_BRIEF_:
Gather from the material every line that contains the string "source".
━━━━━ RECORDS TO PROCESS
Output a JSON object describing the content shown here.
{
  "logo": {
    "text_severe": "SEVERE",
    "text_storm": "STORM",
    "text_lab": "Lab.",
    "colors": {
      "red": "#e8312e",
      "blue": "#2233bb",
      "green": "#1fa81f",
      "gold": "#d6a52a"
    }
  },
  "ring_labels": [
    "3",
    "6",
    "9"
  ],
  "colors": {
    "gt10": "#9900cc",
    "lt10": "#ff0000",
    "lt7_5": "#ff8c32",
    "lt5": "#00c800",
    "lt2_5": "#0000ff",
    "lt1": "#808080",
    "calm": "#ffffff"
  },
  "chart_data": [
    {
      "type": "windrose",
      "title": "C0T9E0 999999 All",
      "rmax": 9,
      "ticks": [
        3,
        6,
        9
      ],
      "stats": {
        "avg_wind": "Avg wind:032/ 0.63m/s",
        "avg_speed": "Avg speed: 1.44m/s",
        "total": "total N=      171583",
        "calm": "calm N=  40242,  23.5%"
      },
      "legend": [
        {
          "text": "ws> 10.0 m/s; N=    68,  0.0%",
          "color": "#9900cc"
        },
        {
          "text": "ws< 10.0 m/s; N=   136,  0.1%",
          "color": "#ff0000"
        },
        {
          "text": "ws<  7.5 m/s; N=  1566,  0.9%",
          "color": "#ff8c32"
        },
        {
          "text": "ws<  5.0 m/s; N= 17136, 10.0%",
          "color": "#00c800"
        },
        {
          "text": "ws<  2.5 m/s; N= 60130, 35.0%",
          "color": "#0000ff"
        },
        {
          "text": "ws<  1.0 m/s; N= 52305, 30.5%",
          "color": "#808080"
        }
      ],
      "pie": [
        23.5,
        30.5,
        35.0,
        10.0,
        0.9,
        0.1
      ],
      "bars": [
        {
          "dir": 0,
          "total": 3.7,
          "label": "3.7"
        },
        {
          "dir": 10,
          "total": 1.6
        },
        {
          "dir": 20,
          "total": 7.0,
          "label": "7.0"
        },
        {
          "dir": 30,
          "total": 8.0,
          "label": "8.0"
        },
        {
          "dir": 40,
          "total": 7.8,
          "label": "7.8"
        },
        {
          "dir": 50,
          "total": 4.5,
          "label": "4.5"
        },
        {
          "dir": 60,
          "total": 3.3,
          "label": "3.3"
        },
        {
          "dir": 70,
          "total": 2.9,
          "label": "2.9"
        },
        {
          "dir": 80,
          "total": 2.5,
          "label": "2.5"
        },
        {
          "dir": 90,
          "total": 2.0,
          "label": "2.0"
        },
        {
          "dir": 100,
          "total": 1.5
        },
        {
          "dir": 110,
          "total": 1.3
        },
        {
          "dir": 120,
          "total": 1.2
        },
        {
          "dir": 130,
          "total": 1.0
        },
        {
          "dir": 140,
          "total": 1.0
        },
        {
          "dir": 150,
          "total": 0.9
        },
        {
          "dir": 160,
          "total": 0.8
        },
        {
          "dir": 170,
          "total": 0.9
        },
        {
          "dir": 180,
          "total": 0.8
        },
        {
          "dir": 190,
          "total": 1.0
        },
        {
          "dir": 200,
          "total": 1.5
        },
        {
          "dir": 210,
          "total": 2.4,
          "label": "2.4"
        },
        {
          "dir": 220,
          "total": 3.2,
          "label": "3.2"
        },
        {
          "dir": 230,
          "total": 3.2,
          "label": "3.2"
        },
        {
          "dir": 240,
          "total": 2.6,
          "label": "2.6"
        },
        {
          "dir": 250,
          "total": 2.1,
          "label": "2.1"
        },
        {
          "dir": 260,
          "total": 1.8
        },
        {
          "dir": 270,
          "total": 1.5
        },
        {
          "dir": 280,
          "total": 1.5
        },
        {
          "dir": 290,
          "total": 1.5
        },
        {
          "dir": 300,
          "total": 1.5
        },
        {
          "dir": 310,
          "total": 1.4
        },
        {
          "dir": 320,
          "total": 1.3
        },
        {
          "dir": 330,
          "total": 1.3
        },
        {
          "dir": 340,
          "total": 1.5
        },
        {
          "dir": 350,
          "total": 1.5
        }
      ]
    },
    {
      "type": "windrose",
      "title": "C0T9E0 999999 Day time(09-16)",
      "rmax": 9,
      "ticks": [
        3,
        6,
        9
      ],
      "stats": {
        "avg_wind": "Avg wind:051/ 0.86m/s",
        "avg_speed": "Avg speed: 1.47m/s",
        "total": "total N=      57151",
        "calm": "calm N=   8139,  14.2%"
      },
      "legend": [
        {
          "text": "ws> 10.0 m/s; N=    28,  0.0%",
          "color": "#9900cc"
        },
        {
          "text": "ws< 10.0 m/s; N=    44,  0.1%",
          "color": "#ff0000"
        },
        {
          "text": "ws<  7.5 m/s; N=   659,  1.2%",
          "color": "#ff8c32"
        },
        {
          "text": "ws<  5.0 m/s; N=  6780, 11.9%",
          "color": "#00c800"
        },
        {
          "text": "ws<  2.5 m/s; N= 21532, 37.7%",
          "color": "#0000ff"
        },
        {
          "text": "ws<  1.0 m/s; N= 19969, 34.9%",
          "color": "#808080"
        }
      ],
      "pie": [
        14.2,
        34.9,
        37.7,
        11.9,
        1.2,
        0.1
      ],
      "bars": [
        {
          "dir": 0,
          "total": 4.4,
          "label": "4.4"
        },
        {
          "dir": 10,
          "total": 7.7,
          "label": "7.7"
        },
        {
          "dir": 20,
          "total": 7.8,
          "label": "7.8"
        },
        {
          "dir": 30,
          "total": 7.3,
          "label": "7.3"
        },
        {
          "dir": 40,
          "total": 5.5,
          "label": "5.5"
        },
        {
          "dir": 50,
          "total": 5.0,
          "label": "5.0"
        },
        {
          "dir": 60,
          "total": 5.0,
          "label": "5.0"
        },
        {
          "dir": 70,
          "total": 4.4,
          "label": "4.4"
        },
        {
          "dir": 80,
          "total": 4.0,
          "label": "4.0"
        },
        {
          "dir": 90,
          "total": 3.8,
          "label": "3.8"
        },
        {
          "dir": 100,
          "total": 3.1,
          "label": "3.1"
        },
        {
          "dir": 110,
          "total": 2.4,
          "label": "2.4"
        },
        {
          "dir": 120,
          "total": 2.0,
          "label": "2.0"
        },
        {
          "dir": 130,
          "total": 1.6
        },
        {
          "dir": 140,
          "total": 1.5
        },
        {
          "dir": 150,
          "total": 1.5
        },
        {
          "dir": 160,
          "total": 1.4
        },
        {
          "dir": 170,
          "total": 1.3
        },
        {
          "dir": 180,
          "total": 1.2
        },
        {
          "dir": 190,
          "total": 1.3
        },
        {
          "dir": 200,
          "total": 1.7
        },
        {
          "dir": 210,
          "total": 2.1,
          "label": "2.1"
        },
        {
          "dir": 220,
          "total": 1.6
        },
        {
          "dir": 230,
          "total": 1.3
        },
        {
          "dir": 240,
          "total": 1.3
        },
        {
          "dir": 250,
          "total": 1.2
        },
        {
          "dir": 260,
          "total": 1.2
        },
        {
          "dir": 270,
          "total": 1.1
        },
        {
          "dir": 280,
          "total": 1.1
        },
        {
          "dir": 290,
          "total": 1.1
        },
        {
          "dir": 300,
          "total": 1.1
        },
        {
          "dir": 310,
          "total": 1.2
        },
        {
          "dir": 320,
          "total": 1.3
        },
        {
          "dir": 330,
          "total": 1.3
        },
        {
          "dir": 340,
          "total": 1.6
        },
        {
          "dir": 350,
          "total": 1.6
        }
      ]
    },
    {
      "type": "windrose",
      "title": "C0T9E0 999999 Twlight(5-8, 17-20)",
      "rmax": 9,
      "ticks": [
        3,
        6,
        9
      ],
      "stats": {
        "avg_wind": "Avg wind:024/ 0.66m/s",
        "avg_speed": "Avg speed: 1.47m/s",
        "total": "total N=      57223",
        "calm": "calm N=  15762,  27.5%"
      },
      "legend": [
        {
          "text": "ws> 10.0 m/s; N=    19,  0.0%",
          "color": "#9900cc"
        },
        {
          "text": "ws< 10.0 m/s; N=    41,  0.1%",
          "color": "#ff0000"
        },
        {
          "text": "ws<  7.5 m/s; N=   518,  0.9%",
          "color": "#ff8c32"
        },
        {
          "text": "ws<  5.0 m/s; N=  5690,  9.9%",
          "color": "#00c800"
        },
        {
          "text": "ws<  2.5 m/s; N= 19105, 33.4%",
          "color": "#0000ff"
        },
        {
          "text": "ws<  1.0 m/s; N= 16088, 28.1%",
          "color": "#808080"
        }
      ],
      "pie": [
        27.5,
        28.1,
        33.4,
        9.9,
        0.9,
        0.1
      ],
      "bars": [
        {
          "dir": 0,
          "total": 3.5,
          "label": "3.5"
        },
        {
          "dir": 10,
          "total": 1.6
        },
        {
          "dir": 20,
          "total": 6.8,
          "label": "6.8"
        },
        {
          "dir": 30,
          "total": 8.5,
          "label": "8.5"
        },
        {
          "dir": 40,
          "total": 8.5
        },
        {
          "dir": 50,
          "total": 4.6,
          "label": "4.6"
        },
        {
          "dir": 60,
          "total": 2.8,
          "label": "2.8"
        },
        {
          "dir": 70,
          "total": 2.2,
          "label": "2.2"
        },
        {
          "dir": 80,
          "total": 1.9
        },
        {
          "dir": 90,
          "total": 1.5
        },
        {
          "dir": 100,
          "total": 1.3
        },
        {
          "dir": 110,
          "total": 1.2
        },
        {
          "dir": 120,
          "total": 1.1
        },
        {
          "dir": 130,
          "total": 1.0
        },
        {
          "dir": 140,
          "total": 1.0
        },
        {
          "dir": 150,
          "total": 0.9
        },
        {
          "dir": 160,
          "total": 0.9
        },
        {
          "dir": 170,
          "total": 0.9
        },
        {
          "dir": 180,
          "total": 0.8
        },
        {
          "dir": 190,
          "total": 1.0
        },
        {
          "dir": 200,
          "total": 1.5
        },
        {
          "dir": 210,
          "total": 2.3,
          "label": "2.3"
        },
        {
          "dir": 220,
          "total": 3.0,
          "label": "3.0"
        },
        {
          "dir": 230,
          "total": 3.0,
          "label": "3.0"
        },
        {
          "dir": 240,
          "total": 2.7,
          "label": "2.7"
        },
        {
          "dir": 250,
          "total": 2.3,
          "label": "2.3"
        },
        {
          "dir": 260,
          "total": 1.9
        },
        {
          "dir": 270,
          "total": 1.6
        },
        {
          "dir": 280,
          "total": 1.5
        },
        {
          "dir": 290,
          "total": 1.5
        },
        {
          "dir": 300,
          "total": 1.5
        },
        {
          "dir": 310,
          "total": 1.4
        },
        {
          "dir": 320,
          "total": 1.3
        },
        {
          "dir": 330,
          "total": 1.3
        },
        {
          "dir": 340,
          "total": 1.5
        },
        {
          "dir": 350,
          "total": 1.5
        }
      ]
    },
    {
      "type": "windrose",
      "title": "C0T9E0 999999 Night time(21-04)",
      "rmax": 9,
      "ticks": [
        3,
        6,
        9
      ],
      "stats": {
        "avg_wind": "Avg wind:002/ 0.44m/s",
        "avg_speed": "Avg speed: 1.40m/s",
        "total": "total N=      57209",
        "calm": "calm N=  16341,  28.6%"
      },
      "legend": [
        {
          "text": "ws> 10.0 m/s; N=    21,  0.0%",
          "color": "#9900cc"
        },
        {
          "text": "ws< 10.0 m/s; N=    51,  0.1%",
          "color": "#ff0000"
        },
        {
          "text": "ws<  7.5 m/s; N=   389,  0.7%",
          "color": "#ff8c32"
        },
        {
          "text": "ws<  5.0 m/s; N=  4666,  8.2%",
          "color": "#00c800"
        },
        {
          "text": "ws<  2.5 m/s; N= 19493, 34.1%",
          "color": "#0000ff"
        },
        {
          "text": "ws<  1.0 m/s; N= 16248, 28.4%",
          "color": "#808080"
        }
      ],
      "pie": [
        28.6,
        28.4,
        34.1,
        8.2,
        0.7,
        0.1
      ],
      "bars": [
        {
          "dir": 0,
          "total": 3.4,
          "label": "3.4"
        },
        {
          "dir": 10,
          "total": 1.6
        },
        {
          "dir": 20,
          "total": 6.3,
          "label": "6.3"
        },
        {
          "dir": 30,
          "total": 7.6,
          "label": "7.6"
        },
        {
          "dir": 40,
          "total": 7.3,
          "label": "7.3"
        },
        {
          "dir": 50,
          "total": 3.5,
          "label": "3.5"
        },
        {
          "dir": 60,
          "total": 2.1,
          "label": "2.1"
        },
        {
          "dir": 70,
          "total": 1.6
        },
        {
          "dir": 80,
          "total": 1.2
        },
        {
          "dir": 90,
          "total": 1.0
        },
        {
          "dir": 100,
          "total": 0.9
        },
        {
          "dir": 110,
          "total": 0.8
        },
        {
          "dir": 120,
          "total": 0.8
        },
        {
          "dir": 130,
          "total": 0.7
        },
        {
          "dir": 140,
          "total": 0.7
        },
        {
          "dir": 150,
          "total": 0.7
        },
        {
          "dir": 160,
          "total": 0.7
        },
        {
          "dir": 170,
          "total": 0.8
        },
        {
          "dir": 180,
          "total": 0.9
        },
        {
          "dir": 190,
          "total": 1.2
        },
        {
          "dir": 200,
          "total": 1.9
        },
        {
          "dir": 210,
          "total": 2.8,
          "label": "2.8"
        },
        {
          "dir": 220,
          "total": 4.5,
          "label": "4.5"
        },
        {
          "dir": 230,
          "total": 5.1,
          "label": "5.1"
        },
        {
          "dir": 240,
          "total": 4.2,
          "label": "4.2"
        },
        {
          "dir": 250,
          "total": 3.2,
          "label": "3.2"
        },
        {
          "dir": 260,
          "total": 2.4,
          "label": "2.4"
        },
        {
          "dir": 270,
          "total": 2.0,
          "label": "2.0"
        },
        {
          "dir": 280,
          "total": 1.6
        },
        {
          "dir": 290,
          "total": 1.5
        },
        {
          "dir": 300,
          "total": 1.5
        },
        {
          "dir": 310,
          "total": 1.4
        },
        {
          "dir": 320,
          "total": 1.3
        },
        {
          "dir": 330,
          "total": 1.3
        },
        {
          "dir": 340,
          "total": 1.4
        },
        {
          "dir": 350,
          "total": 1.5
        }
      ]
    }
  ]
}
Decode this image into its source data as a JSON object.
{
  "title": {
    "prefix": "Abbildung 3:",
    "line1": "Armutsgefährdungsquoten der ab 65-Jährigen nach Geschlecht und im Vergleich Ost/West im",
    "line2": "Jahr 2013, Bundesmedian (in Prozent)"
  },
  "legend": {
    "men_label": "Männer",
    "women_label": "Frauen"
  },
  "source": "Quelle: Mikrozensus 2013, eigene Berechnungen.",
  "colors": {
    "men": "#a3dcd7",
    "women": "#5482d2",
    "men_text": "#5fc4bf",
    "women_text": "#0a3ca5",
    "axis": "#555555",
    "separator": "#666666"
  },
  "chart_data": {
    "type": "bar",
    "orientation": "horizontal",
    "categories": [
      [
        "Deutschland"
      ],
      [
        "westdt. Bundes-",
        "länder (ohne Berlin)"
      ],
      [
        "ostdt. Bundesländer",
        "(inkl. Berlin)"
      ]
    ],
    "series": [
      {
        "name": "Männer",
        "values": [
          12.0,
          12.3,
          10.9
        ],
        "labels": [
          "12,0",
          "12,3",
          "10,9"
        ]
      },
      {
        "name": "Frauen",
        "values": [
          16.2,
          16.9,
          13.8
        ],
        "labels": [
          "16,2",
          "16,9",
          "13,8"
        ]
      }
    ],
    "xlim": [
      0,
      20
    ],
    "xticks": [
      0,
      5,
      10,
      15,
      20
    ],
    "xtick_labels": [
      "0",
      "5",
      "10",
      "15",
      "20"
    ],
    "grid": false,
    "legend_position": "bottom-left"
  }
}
━━━━━━━━━━
_ANSWER TO THE PROBLEM_:
Decode this image into its source data as a JSON object.
  "source": "Quelle: Mikrozensus 2013, eigene Berechnungen.",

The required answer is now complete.